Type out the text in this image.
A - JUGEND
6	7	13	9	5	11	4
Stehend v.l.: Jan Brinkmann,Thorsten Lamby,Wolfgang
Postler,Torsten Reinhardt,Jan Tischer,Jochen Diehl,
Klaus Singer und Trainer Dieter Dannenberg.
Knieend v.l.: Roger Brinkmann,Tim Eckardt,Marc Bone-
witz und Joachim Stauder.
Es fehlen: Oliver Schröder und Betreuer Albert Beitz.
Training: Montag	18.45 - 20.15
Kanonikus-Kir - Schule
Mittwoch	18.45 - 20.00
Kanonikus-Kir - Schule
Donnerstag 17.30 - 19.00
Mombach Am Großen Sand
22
------------------------------------------------------------------------
Set problem: Show the data once more, exactly as it was written.

Expected output:
Type out the text in this image.
A - JUGEND
6	7	13	9	5	11	4
Stehend v.l.: Jan Brinkmann,Thorsten Lamby,Wolfgang
Postler,Torsten Reinhardt,Jan Tischer,Jochen Diehl,
Klaus Singer und Trainer Dieter Dannenberg.
Knieend v.l.: Roger Brinkmann,Tim Eckardt,Marc Bone-
witz und Joachim Stauder.
Es fehlen: Oliver Schröder und Betreuer Albert Beitz.
Training: Montag	18.45 - 20.15
Kanonikus-Kir - Schule
Mittwoch	18.45 - 20.00
Kanonikus-Kir - Schule
Donnerstag 17.30 - 19.00
Mombach Am Großen Sand
22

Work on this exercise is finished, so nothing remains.